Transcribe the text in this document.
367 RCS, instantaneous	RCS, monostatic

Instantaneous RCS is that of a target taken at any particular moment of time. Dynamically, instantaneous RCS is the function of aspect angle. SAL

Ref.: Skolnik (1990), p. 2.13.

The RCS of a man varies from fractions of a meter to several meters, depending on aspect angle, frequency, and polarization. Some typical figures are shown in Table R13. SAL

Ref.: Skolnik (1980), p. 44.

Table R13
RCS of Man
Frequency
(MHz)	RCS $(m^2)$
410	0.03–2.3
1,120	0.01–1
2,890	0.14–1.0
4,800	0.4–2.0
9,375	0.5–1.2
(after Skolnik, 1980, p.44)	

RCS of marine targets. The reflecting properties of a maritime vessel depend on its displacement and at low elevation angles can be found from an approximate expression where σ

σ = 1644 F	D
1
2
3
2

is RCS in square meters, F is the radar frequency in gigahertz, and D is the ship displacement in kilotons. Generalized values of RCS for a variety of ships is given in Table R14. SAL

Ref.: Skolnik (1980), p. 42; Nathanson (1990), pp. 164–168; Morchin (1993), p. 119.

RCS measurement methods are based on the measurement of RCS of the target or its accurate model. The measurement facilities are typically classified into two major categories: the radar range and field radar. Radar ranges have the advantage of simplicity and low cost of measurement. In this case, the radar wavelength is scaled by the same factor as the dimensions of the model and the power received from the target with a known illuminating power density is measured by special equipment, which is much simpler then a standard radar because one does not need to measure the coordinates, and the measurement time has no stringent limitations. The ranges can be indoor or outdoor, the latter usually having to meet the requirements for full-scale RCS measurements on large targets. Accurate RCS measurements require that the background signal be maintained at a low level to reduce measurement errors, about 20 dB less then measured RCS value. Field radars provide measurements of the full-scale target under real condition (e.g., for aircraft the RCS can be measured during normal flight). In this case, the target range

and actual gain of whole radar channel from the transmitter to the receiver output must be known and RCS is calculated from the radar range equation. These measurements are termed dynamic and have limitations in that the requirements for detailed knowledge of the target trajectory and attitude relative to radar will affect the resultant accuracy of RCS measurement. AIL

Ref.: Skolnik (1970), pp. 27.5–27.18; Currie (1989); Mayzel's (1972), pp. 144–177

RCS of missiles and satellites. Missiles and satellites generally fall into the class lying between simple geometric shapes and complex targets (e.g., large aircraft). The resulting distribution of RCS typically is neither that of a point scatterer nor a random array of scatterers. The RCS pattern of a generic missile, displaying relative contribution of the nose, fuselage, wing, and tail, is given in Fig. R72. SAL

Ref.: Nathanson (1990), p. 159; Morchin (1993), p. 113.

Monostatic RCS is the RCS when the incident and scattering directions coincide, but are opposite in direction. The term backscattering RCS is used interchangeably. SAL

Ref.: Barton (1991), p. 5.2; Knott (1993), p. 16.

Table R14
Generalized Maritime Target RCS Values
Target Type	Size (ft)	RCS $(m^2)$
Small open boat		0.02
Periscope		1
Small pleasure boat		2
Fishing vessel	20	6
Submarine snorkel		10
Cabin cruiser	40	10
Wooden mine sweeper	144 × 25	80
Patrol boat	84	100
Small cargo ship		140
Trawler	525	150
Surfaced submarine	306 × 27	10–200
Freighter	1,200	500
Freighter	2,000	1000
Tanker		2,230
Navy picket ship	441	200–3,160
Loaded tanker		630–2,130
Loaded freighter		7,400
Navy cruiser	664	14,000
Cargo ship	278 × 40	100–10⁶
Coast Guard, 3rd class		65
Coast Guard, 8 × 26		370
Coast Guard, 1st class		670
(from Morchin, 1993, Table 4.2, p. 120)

______________________________

Nothing should be left out: repeat all of the data exactly.

▸ **FINISHED TASK**
Transcribe the text in this document.
367 RCS, instantaneous	RCS, monostatic

Instantaneous RCS is that of a target taken at any particular moment of time. Dynamically, instantaneous RCS is the function of aspect angle. SAL

Ref.: Skolnik (1990), p. 2.13.

The RCS of a man varies from fractions of a meter to several meters, depending on aspect angle, frequency, and polarization. Some typical figures are shown in Table R13. SAL

Ref.: Skolnik (1980), p. 44.

Table R13
RCS of Man
Frequency
(MHz)	RCS $(m^2)$
410	0.03–2.3
1,120	0.01–1
2,890	0.14–1.0
4,800	0.4–2.0
9,375	0.5–1.2
(after Skolnik, 1980, p.44)	

RCS of marine targets. The reflecting properties of a maritime vessel depend on its displacement and at low elevation angles can be found from an approximate expression where σ

σ = 1644 F	D
1
2
3
2

is RCS in square meters, F is the radar frequency in gigahertz, and D is the ship displacement in kilotons. Generalized values of RCS for a variety of ships is given in Table R14. SAL

Ref.: Skolnik (1980), p. 42; Nathanson (1990), pp. 164–168; Morchin (1993), p. 119.

RCS measurement methods are based on the measurement of RCS of the target or its accurate model. The measurement facilities are typically classified into two major categories: the radar range and field radar. Radar ranges have the advantage of simplicity and low cost of measurement. In this case, the radar wavelength is scaled by the same factor as the dimensions of the model and the power received from the target with a known illuminating power density is measured by special equipment, which is much simpler then a standard radar because one does not need to measure the coordinates, and the measurement time has no stringent limitations. The ranges can be indoor or outdoor, the latter usually having to meet the requirements for full-scale RCS measurements on large targets. Accurate RCS measurements require that the background signal be maintained at a low level to reduce measurement errors, about 20 dB less then measured RCS value. Field radars provide measurements of the full-scale target under real condition (e.g., for aircraft the RCS can be measured during normal flight). In this case, the target range

and actual gain of whole radar channel from the transmitter to the receiver output must be known and RCS is calculated from the radar range equation. These measurements are termed dynamic and have limitations in that the requirements for detailed knowledge of the target trajectory and attitude relative to radar will affect the resultant accuracy of RCS measurement. AIL

Ref.: Skolnik (1970), pp. 27.5–27.18; Currie (1989); Mayzel's (1972), pp. 144–177

RCS of missiles and satellites. Missiles and satellites generally fall into the class lying between simple geometric shapes and complex targets (e.g., large aircraft). The resulting distribution of RCS typically is neither that of a point scatterer nor a random array of scatterers. The RCS pattern of a generic missile, displaying relative contribution of the nose, fuselage, wing, and tail, is given in Fig. R72. SAL

Ref.: Nathanson (1990), p. 159; Morchin (1993), p. 113.

Monostatic RCS is the RCS when the incident and scattering directions coincide, but are opposite in direction. The term backscattering RCS is used interchangeably. SAL

Ref.: Barton (1991), p. 5.2; Knott (1993), p. 16.

Table R14
Generalized Maritime Target RCS Values
Target Type	Size (ft)	RCS $(m^2)$
Small open boat		0.02
Periscope		1
Small pleasure boat		2
Fishing vessel	20	6
Submarine snorkel		10
Cabin cruiser	40	10
Wooden mine sweeper	144 × 25	80
Patrol boat	84	100
Small cargo ship		140
Trawler	525	150
Surfaced submarine	306 × 27	10–200
Freighter	1,200	500
Freighter	2,000	1000
Tanker		2,230
Navy picket ship	441	200–3,160
Loaded tanker		630–2,130
Loaded freighter		7,400
Navy cruiser	664	14,000
Cargo ship	278 × 40	100–10⁶
Coast Guard, 3rd class		65
Coast Guard, 8 × 26		370
Coast Guard, 1st class		670
(from Morchin, 1993, Table 4.2, p. 120)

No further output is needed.